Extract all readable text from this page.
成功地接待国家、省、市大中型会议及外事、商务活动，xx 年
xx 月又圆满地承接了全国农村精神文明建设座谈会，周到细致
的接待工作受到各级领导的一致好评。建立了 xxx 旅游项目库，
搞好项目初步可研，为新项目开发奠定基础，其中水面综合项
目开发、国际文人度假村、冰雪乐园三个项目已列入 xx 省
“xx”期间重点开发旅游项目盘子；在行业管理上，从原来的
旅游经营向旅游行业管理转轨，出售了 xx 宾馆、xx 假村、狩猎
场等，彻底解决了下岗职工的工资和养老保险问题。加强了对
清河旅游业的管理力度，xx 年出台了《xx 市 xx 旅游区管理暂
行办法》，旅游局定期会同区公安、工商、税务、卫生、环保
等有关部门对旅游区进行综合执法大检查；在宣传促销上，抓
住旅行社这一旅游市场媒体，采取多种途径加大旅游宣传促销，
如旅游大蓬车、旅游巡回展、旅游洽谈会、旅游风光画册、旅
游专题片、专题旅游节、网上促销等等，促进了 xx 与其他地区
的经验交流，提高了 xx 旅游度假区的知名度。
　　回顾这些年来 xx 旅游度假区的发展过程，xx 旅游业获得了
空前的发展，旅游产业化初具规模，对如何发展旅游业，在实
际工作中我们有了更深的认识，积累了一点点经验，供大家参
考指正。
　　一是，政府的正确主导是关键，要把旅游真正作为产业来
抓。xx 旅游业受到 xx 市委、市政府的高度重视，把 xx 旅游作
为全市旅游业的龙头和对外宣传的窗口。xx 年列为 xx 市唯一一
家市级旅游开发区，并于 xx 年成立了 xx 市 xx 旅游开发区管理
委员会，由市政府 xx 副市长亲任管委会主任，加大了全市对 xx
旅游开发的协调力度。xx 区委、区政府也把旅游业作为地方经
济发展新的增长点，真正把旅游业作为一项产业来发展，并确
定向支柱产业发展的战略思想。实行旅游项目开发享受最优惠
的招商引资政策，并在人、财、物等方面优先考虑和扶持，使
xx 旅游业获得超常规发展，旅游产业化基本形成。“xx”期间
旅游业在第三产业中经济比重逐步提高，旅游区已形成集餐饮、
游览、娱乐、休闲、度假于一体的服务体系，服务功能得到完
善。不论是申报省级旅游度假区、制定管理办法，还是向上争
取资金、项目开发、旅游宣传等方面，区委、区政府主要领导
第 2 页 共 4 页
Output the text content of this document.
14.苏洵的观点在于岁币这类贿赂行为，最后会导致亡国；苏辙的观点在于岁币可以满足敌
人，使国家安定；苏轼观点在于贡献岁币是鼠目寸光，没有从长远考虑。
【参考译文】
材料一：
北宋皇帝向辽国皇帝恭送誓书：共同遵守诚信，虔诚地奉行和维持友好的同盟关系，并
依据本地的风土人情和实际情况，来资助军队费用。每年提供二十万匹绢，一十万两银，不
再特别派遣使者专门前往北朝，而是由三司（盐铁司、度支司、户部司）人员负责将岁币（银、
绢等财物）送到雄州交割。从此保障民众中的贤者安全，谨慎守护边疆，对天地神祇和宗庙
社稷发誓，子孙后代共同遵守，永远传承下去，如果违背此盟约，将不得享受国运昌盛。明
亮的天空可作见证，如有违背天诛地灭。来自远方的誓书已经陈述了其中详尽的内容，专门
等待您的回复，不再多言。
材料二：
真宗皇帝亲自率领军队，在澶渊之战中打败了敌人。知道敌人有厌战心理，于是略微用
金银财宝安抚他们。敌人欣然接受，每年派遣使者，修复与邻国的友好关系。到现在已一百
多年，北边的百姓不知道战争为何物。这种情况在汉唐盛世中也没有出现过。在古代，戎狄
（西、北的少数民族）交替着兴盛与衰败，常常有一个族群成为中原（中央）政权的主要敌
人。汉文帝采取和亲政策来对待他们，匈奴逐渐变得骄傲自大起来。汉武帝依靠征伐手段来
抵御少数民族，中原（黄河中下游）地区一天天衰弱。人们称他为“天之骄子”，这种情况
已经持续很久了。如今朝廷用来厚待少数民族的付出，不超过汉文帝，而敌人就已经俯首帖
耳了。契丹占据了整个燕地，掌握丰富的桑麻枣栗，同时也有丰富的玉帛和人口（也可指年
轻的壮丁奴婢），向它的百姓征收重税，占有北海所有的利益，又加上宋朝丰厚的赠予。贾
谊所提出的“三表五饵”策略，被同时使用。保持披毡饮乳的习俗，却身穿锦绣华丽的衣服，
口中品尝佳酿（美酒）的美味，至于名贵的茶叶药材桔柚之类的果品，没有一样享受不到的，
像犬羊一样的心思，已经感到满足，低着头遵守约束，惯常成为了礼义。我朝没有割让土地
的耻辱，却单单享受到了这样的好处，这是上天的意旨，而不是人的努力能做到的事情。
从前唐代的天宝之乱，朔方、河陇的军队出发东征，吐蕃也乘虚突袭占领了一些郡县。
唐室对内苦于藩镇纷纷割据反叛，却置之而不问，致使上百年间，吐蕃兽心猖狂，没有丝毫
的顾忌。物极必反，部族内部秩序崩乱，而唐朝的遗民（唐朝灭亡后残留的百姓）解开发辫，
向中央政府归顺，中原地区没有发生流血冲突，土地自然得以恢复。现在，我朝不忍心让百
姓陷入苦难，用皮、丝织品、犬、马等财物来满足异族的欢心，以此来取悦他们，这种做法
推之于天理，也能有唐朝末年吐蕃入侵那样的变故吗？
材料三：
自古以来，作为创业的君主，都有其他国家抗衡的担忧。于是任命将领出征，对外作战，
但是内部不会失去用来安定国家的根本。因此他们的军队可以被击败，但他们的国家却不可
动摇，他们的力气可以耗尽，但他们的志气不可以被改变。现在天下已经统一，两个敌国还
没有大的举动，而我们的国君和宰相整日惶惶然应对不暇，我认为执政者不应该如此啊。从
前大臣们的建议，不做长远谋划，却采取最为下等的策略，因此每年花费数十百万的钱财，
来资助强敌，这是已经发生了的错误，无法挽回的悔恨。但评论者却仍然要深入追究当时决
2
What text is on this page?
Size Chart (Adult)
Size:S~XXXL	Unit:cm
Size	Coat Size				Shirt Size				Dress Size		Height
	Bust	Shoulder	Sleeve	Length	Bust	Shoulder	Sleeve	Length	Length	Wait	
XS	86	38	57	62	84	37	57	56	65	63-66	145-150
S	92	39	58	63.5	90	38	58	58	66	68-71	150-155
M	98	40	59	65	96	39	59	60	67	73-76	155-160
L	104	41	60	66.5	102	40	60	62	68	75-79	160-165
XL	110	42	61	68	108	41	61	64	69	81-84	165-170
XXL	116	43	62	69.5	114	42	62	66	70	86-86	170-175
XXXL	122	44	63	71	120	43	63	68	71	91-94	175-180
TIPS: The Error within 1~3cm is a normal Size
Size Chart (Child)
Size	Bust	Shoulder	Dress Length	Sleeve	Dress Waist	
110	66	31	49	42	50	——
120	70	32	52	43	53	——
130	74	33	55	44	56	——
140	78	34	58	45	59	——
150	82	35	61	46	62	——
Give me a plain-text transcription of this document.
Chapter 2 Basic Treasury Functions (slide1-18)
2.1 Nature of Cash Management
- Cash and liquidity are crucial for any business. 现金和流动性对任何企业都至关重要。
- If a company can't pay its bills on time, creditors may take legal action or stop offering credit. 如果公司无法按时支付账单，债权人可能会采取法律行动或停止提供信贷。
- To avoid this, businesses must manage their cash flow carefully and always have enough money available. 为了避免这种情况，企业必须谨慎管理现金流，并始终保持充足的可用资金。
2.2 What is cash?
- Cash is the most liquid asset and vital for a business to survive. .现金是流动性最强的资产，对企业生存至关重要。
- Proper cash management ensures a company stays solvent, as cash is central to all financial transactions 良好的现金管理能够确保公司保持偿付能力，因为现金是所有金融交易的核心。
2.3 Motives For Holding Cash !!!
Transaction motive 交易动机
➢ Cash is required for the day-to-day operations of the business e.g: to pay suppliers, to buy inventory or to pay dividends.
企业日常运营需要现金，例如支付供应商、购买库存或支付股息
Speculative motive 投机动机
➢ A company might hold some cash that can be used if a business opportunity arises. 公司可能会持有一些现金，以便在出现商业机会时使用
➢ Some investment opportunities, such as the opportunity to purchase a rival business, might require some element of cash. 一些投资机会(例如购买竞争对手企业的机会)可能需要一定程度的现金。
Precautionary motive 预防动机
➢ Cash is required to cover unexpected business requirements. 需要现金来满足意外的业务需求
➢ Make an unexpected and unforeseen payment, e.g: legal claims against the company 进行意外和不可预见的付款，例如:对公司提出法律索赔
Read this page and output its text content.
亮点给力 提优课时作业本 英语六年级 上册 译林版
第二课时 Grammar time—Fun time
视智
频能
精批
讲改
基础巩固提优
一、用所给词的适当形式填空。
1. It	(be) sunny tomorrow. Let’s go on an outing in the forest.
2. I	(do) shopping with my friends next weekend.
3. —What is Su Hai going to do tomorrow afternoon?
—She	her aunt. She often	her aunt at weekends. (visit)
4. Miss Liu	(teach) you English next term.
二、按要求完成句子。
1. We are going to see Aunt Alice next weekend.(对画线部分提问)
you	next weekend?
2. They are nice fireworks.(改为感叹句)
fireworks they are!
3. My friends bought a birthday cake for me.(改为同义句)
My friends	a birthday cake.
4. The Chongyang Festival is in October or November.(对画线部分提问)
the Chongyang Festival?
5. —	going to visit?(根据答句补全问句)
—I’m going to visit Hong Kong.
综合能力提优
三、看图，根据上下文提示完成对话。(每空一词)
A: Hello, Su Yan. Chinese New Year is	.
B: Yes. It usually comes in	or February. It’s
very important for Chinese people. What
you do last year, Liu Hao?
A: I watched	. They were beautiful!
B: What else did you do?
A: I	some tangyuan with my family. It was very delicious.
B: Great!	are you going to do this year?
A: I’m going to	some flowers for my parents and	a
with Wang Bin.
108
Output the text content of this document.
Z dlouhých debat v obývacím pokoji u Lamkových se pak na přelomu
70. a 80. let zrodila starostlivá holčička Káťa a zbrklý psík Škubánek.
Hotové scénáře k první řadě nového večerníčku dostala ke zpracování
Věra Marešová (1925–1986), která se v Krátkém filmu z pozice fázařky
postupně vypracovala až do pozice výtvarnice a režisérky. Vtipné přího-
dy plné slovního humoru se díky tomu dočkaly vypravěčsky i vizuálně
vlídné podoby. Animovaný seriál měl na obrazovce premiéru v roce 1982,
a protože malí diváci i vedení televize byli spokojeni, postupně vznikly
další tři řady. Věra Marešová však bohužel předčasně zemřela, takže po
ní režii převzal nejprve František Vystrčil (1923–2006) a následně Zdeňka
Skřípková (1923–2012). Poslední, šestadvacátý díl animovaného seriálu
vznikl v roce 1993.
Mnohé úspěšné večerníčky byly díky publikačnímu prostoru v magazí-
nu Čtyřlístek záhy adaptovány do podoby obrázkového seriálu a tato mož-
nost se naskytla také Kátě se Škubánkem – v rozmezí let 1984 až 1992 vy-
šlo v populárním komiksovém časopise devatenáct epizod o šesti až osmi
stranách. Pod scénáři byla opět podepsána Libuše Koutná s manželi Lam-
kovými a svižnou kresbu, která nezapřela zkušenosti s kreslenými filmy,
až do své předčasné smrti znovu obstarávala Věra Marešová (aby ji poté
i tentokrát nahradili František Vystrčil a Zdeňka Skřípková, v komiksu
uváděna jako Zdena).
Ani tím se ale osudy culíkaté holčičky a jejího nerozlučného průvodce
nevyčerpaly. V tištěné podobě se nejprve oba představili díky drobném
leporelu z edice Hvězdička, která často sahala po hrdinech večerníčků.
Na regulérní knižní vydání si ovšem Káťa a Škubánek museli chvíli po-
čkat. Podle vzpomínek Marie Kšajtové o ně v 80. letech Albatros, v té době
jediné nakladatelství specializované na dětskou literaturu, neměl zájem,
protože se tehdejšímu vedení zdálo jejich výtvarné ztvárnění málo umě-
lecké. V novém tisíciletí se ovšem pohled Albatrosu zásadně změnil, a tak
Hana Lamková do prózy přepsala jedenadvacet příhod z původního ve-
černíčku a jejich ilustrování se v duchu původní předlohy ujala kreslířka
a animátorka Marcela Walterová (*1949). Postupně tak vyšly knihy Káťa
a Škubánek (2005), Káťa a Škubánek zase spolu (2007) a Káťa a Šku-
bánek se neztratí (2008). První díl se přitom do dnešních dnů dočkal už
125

# What the task requires
Scan the listing above and copy all lines containing the word "František".

# Output below
ní režii převzal nejprve František Vystrčil (1923–2006) a následně Zdeňka
i tentokrát nahradili František Vystrčil a Zdeňka Skřípková, v komiksu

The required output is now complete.